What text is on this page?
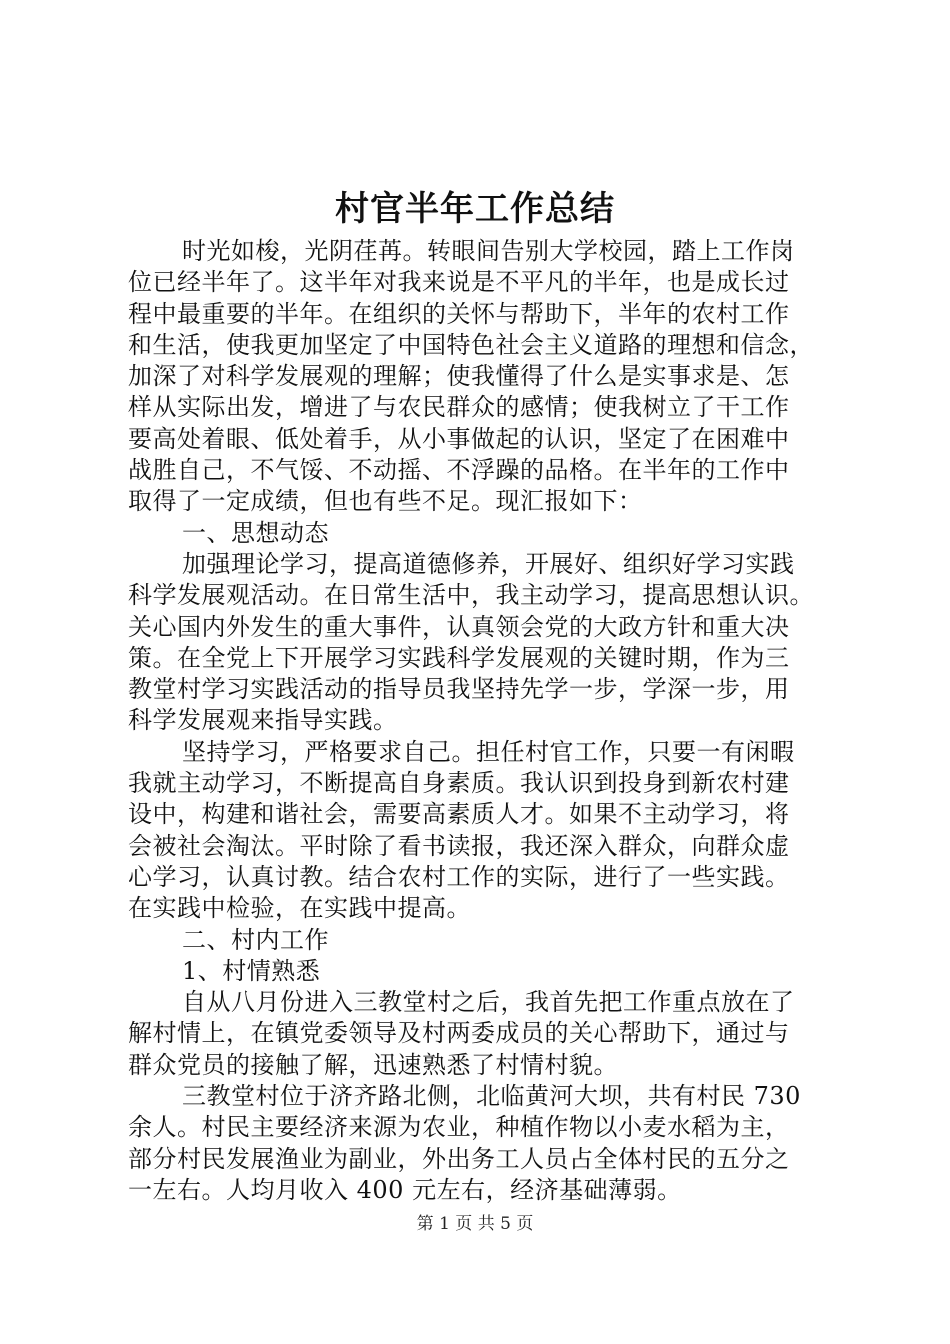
村官半年工作总结
时光如梭，光阴荏苒。转眼间告别大学校园，踏上工作岗
位已经半年了。这半年对我来说是不平凡的半年，也是成长过
程中最重要的半年。在组织的关怀与帮助下，半年的农村工作
和生活，使我更加坚定了中国特色社会主义道路的理想和信念，
加深了对科学发展观的理解；使我懂得了什么是实事求是、怎
样从实际出发，增进了与农民群众的感情；使我树立了干工作
要高处着眼、低处着手，从小事做起的认识，坚定了在困难中
战胜自己，不气馁、不动摇、不浮躁的品格。在半年的工作中
取得了一定成绩，但也有些不足。现汇报如下：
一、思想动态
加强理论学习，提高道德修养，开展好、组织好学习实践
科学发展观活动。在日常生活中，我主动学习，提高思想认识。
关心国内外发生的重大事件，认真领会党的大政方针和重大决
策。在全党上下开展学习实践科学发展观的关键时期，作为三
教堂村学习实践活动的指导员我坚持先学一步，学深一步，用
科学发展观来指导实践。
坚持学习，严格要求自己。担任村官工作，只要一有闲暇
我就主动学习，不断提高自身素质。我认识到投身到新农村建
设中，构建和谐社会，需要高素质人才。如果不主动学习，将
会被社会淘汰。平时除了看书读报，我还深入群众，向群众虚
心学习，认真讨教。结合农村工作的实际，进行了一些实践。
在实践中检验，在实践中提高。
二、村内工作
1、村情熟悉
自从八月份进入三教堂村之后，我首先把工作重点放在了
解村情上，在镇党委领导及村两委成员的关心帮助下，通过与
群众党员的接触了解，迅速熟悉了村情村貌。
三教堂村位于济齐路北侧，北临黄河大坝，共有村民 730
余人。村民主要经济来源为农业，种植作物以小麦水稻为主，
部分村民发展渔业为副业，外出务工人员占全体村民的五分之
一左右。人均月收入 400 元左右，经济基础薄弱。
第 1 页 共 5 页
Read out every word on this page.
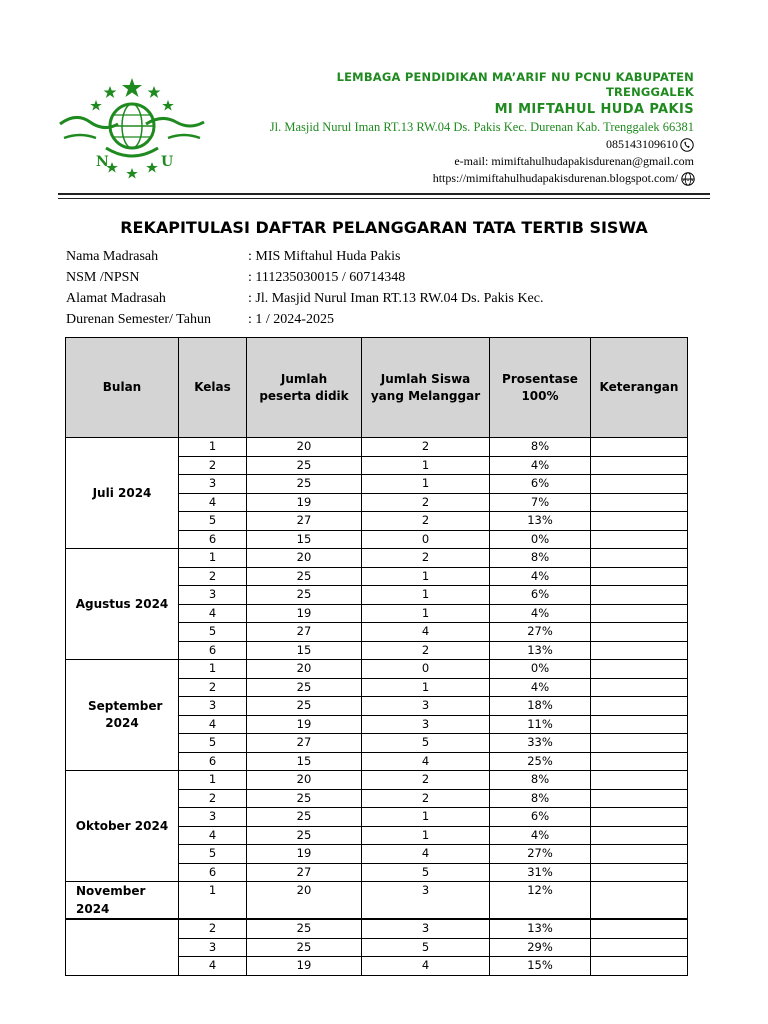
N	U
LEMBAGA PENDIDIKAN MA’ARIF NU PCNU KABUPATEN
TRENGGALEK
MI MIFTAHUL HUDA PAKIS
Jl. Masjid Nurul Iman RT.13 RW.04 Ds. Pakis Kec. Durenan Kab. Trenggalek 66381
085143109610
e-mail: mimiftahulhudapakisdurenan@gmail.com
https://mimiftahulhudapakisdurenan.blogspot.com/ www
REKAPITULASI DAFTAR PELANGGARAN TATA TERTIB SISWA
Nama Madrasah	: MIS Miftahul Huda Pakis
NSM /NPSN	: 111235030015 / 60714348
Alamat Madrasah	: Jl. Masjid Nurul Iman RT.13 RW.04 Ds. Pakis Kec.
Durenan Semester/ Tahun	: 1 / 2024-2025
Bulan	Kelas	Jumlah peserta didik	Jumlah Siswa yang Melanggar	Prosentase 100%	Keterangan
Juli 2024	1	20	2	8%	
	2	25	1	4%	
	3	25	1	6%	
	4	19	2	7%	
	5	27	2	13%	
	6	15	0	0%	
Agustus 2024	1	20	2	8%	
	2	25	1	4%	
	3	25	1	6%	
	4	19	1	4%	
	5	27	4	27%	
	6	15	2	13%	
September 2024	1	20	0	0%	
	2	25	1	4%	
	3	25	3	18%	
	4	19	3	11%	
	5	27	5	33%	
	6	15	4	25%	
Oktober 2024	1	20	2	8%	
	2	25	2	8%	
	3	25	1	6%	
	4	25	1	4%	
	5	19	4	27%	
	6	27	5	31%	
November 2024	1	20	3	12%	
	2	25	3	13%	
	3	25	5	29%	
	4	19	4	15%	
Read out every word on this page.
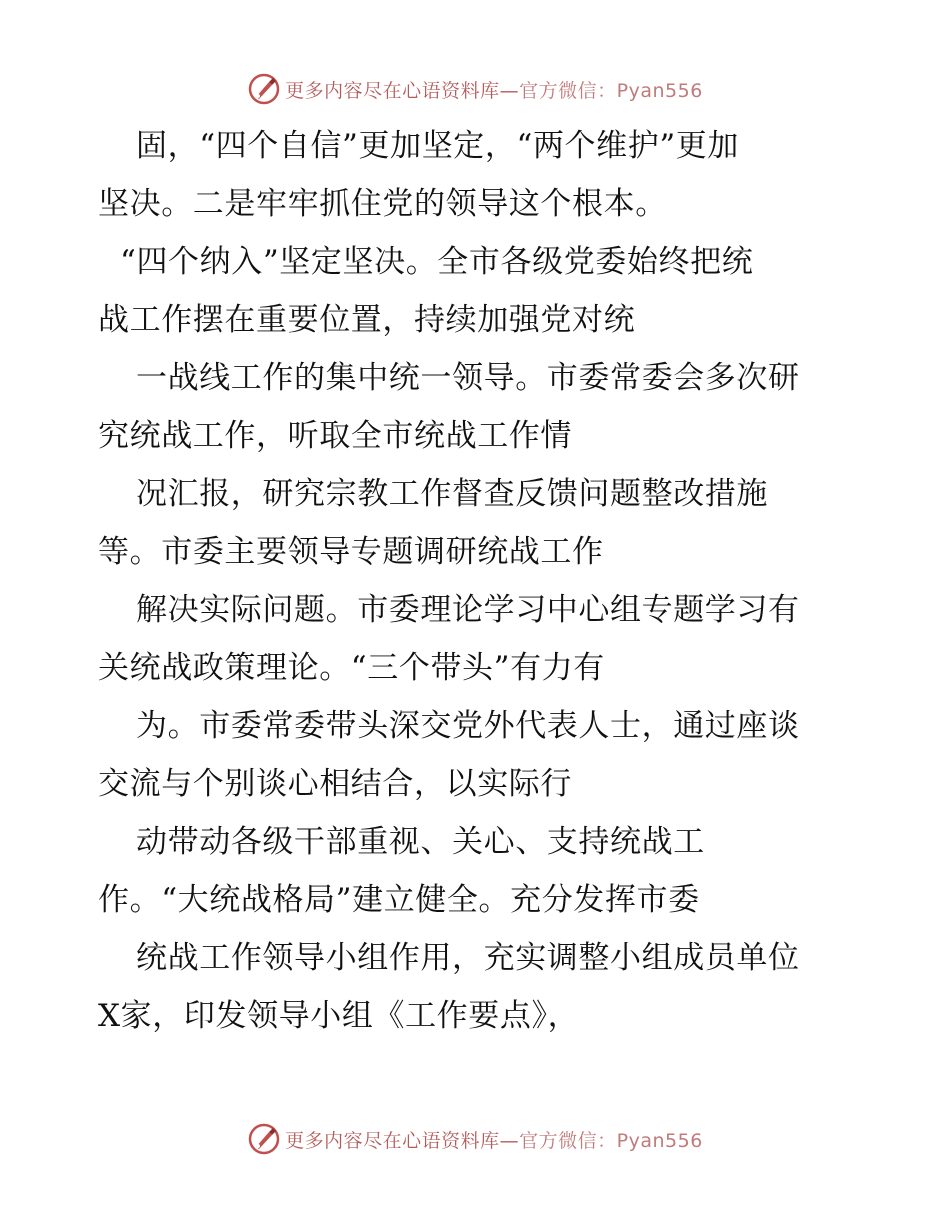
更多内容尽在心语资料库—官方微信：Pyan556
固，“四个自信”更加坚定，“两个维护”更加
坚决。二是牢牢抓住党的领导这个根本。
“四个纳入”坚定坚决。全市各级党委始终把统
战工作摆在重要位置，持续加强党对统
一战线工作的集中统一领导。市委常委会多次研
究统战工作，听取全市统战工作情
况汇报，研究宗教工作督查反馈问题整改措施
等。市委主要领导专题调研统战工作
解决实际问题。市委理论学习中心组专题学习有
关统战政策理论。“三个带头”有力有
为。市委常委带头深交党外代表人士，通过座谈
交流与个别谈心相结合，以实际行
动带动各级干部重视、关心、支持统战工
作。“大统战格局”建立健全。充分发挥市委
统战工作领导小组作用，充实调整小组成员单位
X家，印发领导小组《工作要点》，
更多内容尽在心语资料库—官方微信：Pyan556
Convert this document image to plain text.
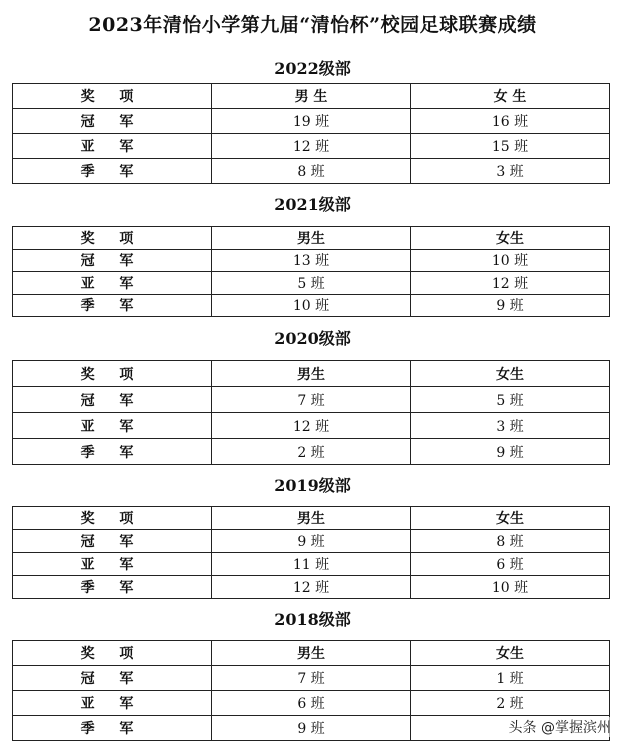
2023年清怡小学第九届“清怡杯”校园足球联赛成绩
2022级部
奖 项	男 生	女 生
冠 军	19 班	16 班
亚 军	12 班	15 班
季 军	8 班	3 班
2021级部
奖 项	男生	女生
冠 军	13 班	10 班
亚 军	5 班	12 班
季 军	10 班	9 班
2020级部
奖 项	男生	女生
冠 军	7 班	5 班
亚 军	12 班	3 班
季 军	2 班	9 班
2019级部
奖 项	男生	女生
冠 军	9 班	8 班
亚 军	11 班	6 班
季 军	12 班	10 班
2018级部
奖 项	男生	女生
冠 军	7 班	1 班
亚 军	6 班	2 班
季 军	9 班		头条 @掌握滨州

▶ [GOAL] Pictures are to be left out; all else in the entries above is to be quoted exactly.

▶ [OUTPUT FOR THIS EXERCISE]
What text is on this page?
村官半年工作总结
时光如梭，光阴荏苒。转眼间告别大学校园，踏上工作岗
位已经半年了。这半年对我来说是不平凡的半年，也是成长过
程中最重要的半年。在组织的关怀与帮助下，半年的农村工作
和生活，使我更加坚定了中国特色社会主义道路的理想和信念，
加深了对科学发展观的理解；使我懂得了什么是实事求是、怎
样从实际出发，增进了与农民群众的感情；使我树立了干工作
要高处着眼、低处着手，从小事做起的认识，坚定了在困难中
战胜自己，不气馁、不动摇、不浮躁的品格。在半年的工作中
取得了一定成绩，但也有些不足。现汇报如下：
一、思想动态
加强理论学习，提高道德修养，开展好、组织好学习实践
科学发展观活动。在日常生活中，我主动学习，提高思想认识。
关心国内外发生的重大事件，认真领会党的大政方针和重大决
策。在全党上下开展学习实践科学发展观的关键时期，作为三
教堂村学习实践活动的指导员我坚持先学一步，学深一步，用
科学发展观来指导实践。
坚持学习，严格要求自己。担任村官工作，只要一有闲暇
我就主动学习，不断提高自身素质。我认识到投身到新农村建
设中，构建和谐社会，需要高素质人才。如果不主动学习，将
会被社会淘汰。平时除了看书读报，我还深入群众，向群众虚
心学习，认真讨教。结合农村工作的实际，进行了一些实践。
在实践中检验，在实践中提高。
二、村内工作
1、村情熟悉
自从八月份进入三教堂村之后，我首先把工作重点放在了
解村情上，在镇党委领导及村两委成员的关心帮助下，通过与
群众党员的接触了解，迅速熟悉了村情村貌。
三教堂村位于济齐路北侧，北临黄河大坝，共有村民 730
余人。村民主要经济来源为农业，种植作物以小麦水稻为主，
部分村民发展渔业为副业，外出务工人员占全体村民的五分之
一左右。人均月收入 400 元左右，经济基础薄弱。
第 1 页 共 5 页
Read out every word on this page.
N	U
LEMBAGA PENDIDIKAN MA’ARIF NU PCNU KABUPATEN
TRENGGALEK
MI MIFTAHUL HUDA PAKIS
Jl. Masjid Nurul Iman RT.13 RW.04 Ds. Pakis Kec. Durenan Kab. Trenggalek 66381
085143109610
e-mail: mimiftahulhudapakisdurenan@gmail.com
https://mimiftahulhudapakisdurenan.blogspot.com/ www
REKAPITULASI DAFTAR PELANGGARAN TATA TERTIB SISWA
Nama Madrasah	: MIS Miftahul Huda Pakis
NSM /NPSN	: 111235030015 / 60714348
Alamat Madrasah	: Jl. Masjid Nurul Iman RT.13 RW.04 Ds. Pakis Kec.
Durenan Semester/ Tahun	: 1 / 2024-2025
Bulan	Kelas	Jumlah peserta didik	Jumlah Siswa yang Melanggar	Prosentase 100%	Keterangan
Juli 2024	1	20	2	8%	
	2	25	1	4%	
	3	25	1	6%	
	4	19	2	7%	
	5	27	2	13%	
	6	15	0	0%	
Agustus 2024	1	20	2	8%	
	2	25	1	4%	
	3	25	1	6%	
	4	19	1	4%	
	5	27	4	27%	
	6	15	2	13%	
September 2024	1	20	0	0%	
	2	25	1	4%	
	3	25	3	18%	
	4	19	3	11%	
	5	27	5	33%	
	6	15	4	25%	
Oktober 2024	1	20	2	8%	
	2	25	2	8%	
	3	25	1	6%	
	4	25	1	4%	
	5	19	4	27%	
	6	27	5	31%	
November 2024	1	20	3	12%	
	2	25	3	13%	
	3	25	5	29%	
	4	19	4	15%	
Read out every word on this page.
更多内容尽在心语资料库—官方微信：Pyan556
固，“四个自信”更加坚定，“两个维护”更加
坚决。二是牢牢抓住党的领导这个根本。
“四个纳入”坚定坚决。全市各级党委始终把统
战工作摆在重要位置，持续加强党对统
一战线工作的集中统一领导。市委常委会多次研
究统战工作，听取全市统战工作情
况汇报，研究宗教工作督查反馈问题整改措施
等。市委主要领导专题调研统战工作
解决实际问题。市委理论学习中心组专题学习有
关统战政策理论。“三个带头”有力有
为。市委常委带头深交党外代表人士，通过座谈
交流与个别谈心相结合，以实际行
动带动各级干部重视、关心、支持统战工
作。“大统战格局”建立健全。充分发挥市委
统战工作领导小组作用，充实调整小组成员单位
X家，印发领导小组《工作要点》，
更多内容尽在心语资料库—官方微信：Pyan556
Convert this document image to plain text.
2023年清怡小学第九届“清怡杯”校园足球联赛成绩
2022级部
奖 项	男 生	女 生
冠 军	19 班	16 班
亚 军	12 班	15 班
季 军	8 班	3 班
2021级部
奖 项	男生	女生
冠 军	13 班	10 班
亚 军	5 班	12 班
季 军	10 班	9 班
2020级部
奖 项	男生	女生
冠 军	7 班	5 班
亚 军	12 班	3 班
季 军	2 班	9 班
2019级部
奖 项	男生	女生
冠 军	9 班	8 班
亚 军	11 班	6 班
季 军	12 班	10 班
2018级部
奖 项	男生	女生
冠 军	7 班	1 班
亚 军	6 班	2 班
季 军	9 班		头条 @掌握滨州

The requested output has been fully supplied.